=== SET EXERCISE ===
Write out the material exactly. Do not include the pictures.

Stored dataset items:
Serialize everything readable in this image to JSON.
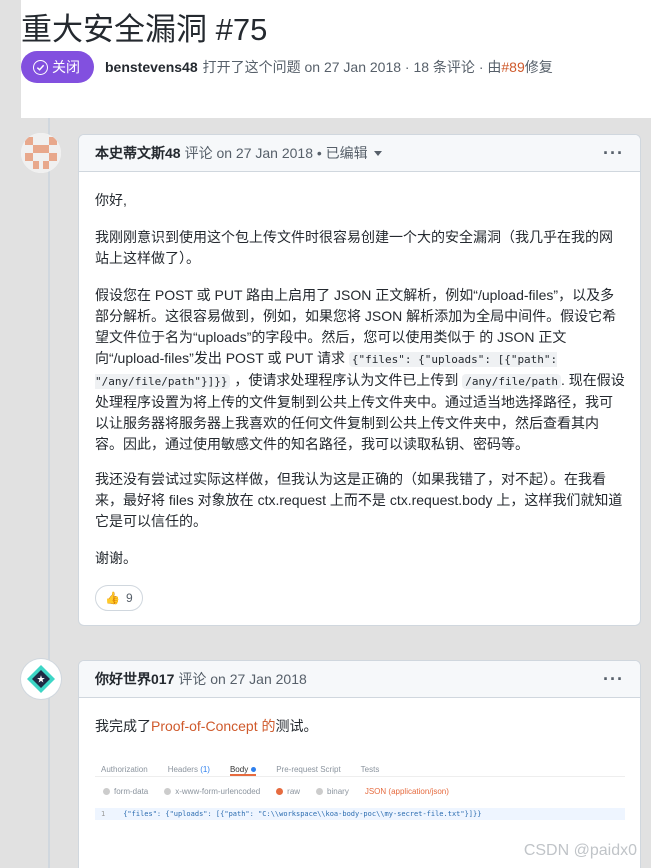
{
  "issue": {
    "title": "重大安全漏洞 #75",
    "state_label": "关闭",
    "author": "benstevens48",
    "opened_text": "打开了这个问题 on 27 Jan 2018 · 18 条评论 · 由",
    "fixed_by": "#89",
    "fixed_suffix": "修复"
  },
  "comments": [
    {
      "author": "本史蒂文斯48",
      "meta": "评论 on 27 Jan 2018 • 已编辑",
      "more": "···",
      "paragraphs": {
        "p1": "你好,",
        "p2": "我刚刚意识到使用这个包上传文件时很容易创建一个大的安全漏洞（我几乎在我的网站上这样做了）。",
        "p3_a": "假设您在 POST 或 PUT 路由上启用了 JSON 正文解析，例如“/upload-files”，以及多部分解析。这很容易做到，例如，如果您将 JSON 解析添加为全局中间件。假设它希望文件位于名为“uploads”的字段中。然后，您可以使用类似于 的 JSON 正文向“/upload-files”发出 POST 或 PUT 请求",
        "p3_code1": "{\"files\": {\"uploads\": [{\"path\": \"/any/file/path\"}]}}",
        "p3_b": "，使请求处理程序认为文件已上传到",
        "p3_code2": "/any/file/path",
        "p3_c": ". 现在假设处理程序设置为将上传的文件复制到公共上传文件夹中。通过适当地选择路径，我可以让服务器将服务器上我喜欢的任何文件复制到公共上传文件夹中，然后查看其内容。因此，通过使用敏感文件的知名路径，我可以读取私钥、密码等。",
        "p4": "我还没有尝试过实际这样做，但我认为这是正确的（如果我错了，对不起）。在我看来，最好将 files 对象放在 ctx.request 上而不是 ctx.request.body 上，这样我们就知道它是可以信任的。",
        "p5": "谢谢。"
      },
      "reaction": {
        "emoji": "👍",
        "count": "9"
      }
    },
    {
      "author": "你好世界017",
      "meta": "评论 on 27 Jan 2018",
      "more": "···",
      "text_before": "我完成了",
      "link": "Proof-of-Concept 的",
      "text_after": "测试。"
    }
  ],
  "postman": {
    "tabs": [
      "Authorization",
      "Headers",
      "Body",
      "Pre-request Script",
      "Tests"
    ],
    "headers_count": "(1)",
    "options": [
      "form-data",
      "x-www-form-urlencoded",
      "raw",
      "binary"
    ],
    "json_label": "JSON (application/json)",
    "line_number": "1",
    "code": "{\"files\": {\"uploads\": [{\"path\": \"C:\\\\workspace\\\\koa-body-poc\\\\my-secret-file.txt\"}]}}"
  },
  "watermark": "CSDN @paidx0",
  "colors": {
    "closed_purple": "#8250df",
    "link_orange": "#cf5a2c"
  }
}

=== EXERCISE SOLUTION ===
Serialize everything readable in this image to JSON.
{
  "issue": {
    "title": "重大安全漏洞 #75",
    "state_label": "关闭",
    "author": "benstevens48",
    "opened_text": "打开了这个问题 on 27 Jan 2018 · 18 条评论 · 由",
    "fixed_by": "#89",
    "fixed_suffix": "修复"
  },
  "comments": [
    {
      "author": "本史蒂文斯48",
      "meta": "评论 on 27 Jan 2018 • 已编辑",
      "more": "···",
      "paragraphs": {
        "p1": "你好,",
        "p2": "我刚刚意识到使用这个包上传文件时很容易创建一个大的安全漏洞（我几乎在我的网站上这样做了）。",
        "p3_a": "假设您在 POST 或 PUT 路由上启用了 JSON 正文解析，例如“/upload-files”，以及多部分解析。这很容易做到，例如，如果您将 JSON 解析添加为全局中间件。假设它希望文件位于名为“uploads”的字段中。然后，您可以使用类似于 的 JSON 正文向“/upload-files”发出 POST 或 PUT 请求",
        "p3_code1": "{\"files\": {\"uploads\": [{\"path\": \"/any/file/path\"}]}}",
        "p3_b": "，使请求处理程序认为文件已上传到",
        "p3_code2": "/any/file/path",
        "p3_c": ". 现在假设处理程序设置为将上传的文件复制到公共上传文件夹中。通过适当地选择路径，我可以让服务器将服务器上我喜欢的任何文件复制到公共上传文件夹中，然后查看其内容。因此，通过使用敏感文件的知名路径，我可以读取私钥、密码等。",
        "p4": "我还没有尝试过实际这样做，但我认为这是正确的（如果我错了，对不起）。在我看来，最好将 files 对象放在 ctx.request 上而不是 ctx.request.body 上，这样我们就知道它是可以信任的。",
        "p5": "谢谢。"
      },
      "reaction": {
        "emoji": "👍",
        "count": "9"
      }
    },
    {
      "author": "你好世界017",
      "meta": "评论 on 27 Jan 2018",
      "more": "···",
      "text_before": "我完成了",
      "link": "Proof-of-Concept 的",
      "text_after": "测试。"
    }
  ],
  "postman": {
    "tabs": [
      "Authorization",
      "Headers",
      "Body",
      "Pre-request Script",
      "Tests"
    ],
    "headers_count": "(1)",
    "options": [
      "form-data",
      "x-www-form-urlencoded",
      "raw",
      "binary"
    ],
    "json_label": "JSON (application/json)",
    "line_number": "1",
    "code": "{\"files\": {\"uploads\": [{\"path\": \"C:\\\\workspace\\\\koa-body-poc\\\\my-secret-file.txt\"}]}}"
  },
  "watermark": "CSDN @paidx0",
  "colors": {
    "closed_purple": "#8250df",
    "link_orange": "#cf5a2c"
  }
}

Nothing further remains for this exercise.